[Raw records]
____

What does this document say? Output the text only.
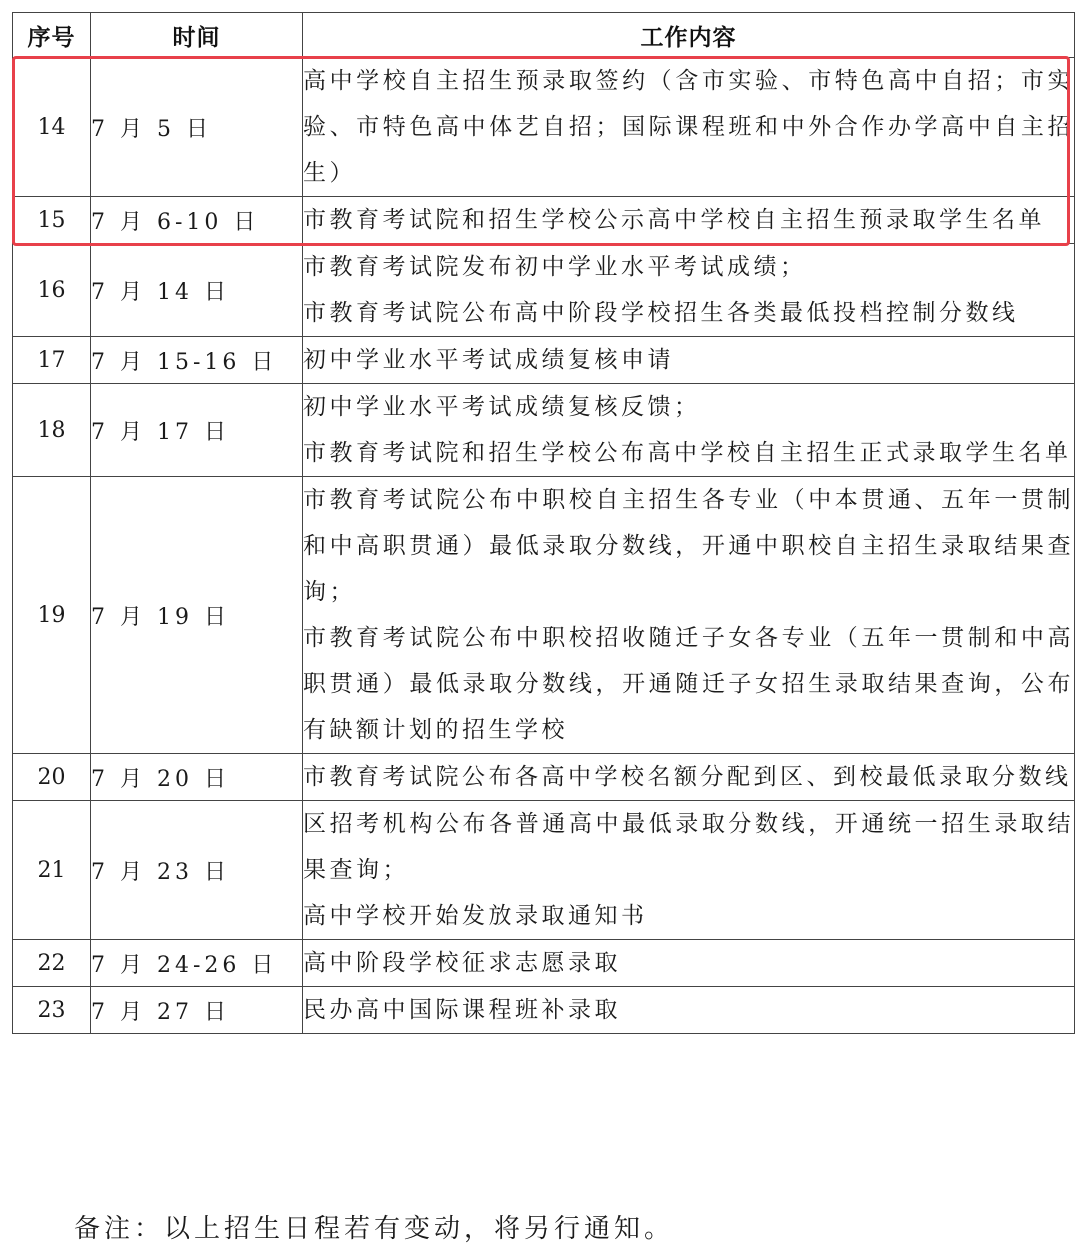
序号	时间	工作内容
14	7 月 5 日	高中学校自主招生预录取签约（含市实验、市特色高中自招；市实验、市特色高中体艺自招；国际课程班和中外合作办学高中自主招生）

15	7 月 6-10 日	市教育考试院和招生学校公示高中学校自主招生预录取学生名单

16	7 月 14 日	市教育考试院发布初中学业水平考试成绩；
市教育考试院公布高中阶段学校招生各类最低投档控制分数线

17	7 月 15-16 日	初中学业水平考试成绩复核申请

18	7 月 17 日	初中学业水平考试成绩复核反馈；
市教育考试院和招生学校公布高中学校自主招生正式录取学生名单

19	7 月 19 日	市教育考试院公布中职校自主招生各专业（中本贯通、五年一贯制和中高职贯通）最低录取分数线，开通中职校自主招生录取结果查询；
市教育考试院公布中职校招收随迁子女各专业（五年一贯制和中高职贯通）最低录取分数线，开通随迁子女招生录取结果查询，公布有缺额计划的招生学校

20	7 月 20 日	市教育考试院公布各高中学校名额分配到区、到校最低录取分数线

21	7 月 23 日	区招考机构公布各普通高中最低录取分数线，开通统一招生录取结果查询；
高中学校开始发放录取通知书

22	7 月 24-26 日	高中阶段学校征求志愿录取

23	7 月 27 日	民办高中国际课程班补录取
备注：以上招生日程若有变动，将另行通知。
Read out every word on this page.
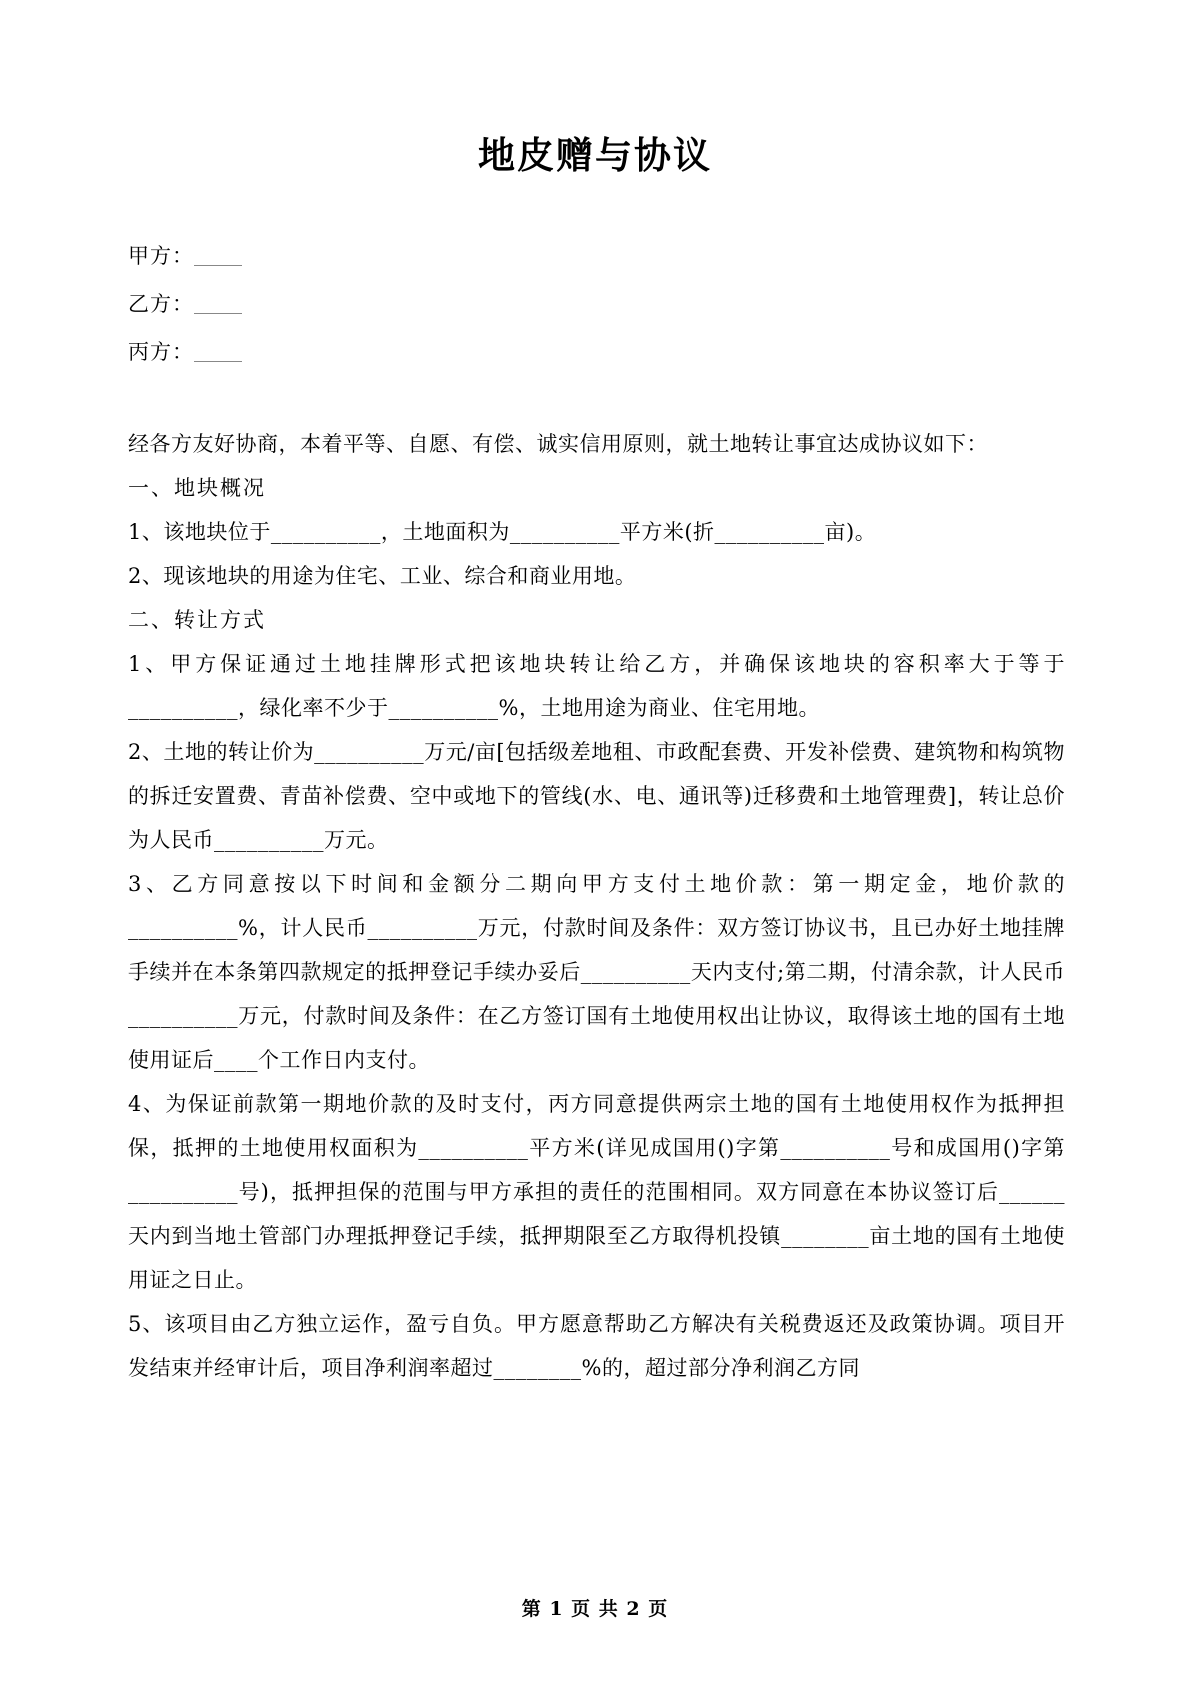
地皮赠与协议
甲方：
乙方：
丙方：

经各方友好协商，本着平等、自愿、有偿、诚实信用原则，就土地转让事宜达成协议如下：

一、地块概况

1、该地块位于__________，土地面积为__________平方米(折__________亩)。

2、现该地块的用途为住宅、工业、综合和商业用地。

二、转让方式

1、甲方保证通过土地挂牌形式把该地块转让给乙方，并确保该地块的容积率大于等于__________，绿化率不少于__________%，土地用途为商业、住宅用地。

2、土地的转让价为__________万元/亩[包括级差地租、市政配套费、开发补偿费、建筑物和构筑物的拆迁安置费、青苗补偿费、空中或地下的管线(水、电、通讯等)迁移费和土地管理费]，转让总价为人民币__________万元。

3、乙方同意按以下时间和金额分二期向甲方支付土地价款：第一期定金，地价款的__________%，计人民币__________万元，付款时间及条件：双方签订协议书，且已办好土地挂牌手续并在本条第四款规定的抵押登记手续办妥后__________天内支付;第二期，付清余款，计人民币__________万元，付款时间及条件：在乙方签订国有土地使用权出让协议，取得该土地的国有土地使用证后____个工作日内支付。

4、为保证前款第一期地价款的及时支付，丙方同意提供两宗土地的国有土地使用权作为抵押担保，抵押的土地使用权面积为__________平方米(详见成国用()字第__________号和成国用()字第__________号)，抵押担保的范围与甲方承担的责任的范围相同。双方同意在本协议签订后______天内到当地土管部门办理抵押登记手续，抵押期限至乙方取得机投镇________亩土地的国有土地使用证之日止。

5、该项目由乙方独立运作，盈亏自负。甲方愿意帮助乙方解决有关税费返还及政策协调。项目开发结束并经审计后，项目净利润率超过________%的，超过部分净利润乙方同

第 1 页 共 2 页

____

Only lines with the string "this" belong in your answer; copy each one.

Correct response:
What does this document say? Output the text only.
Read out every word on this page.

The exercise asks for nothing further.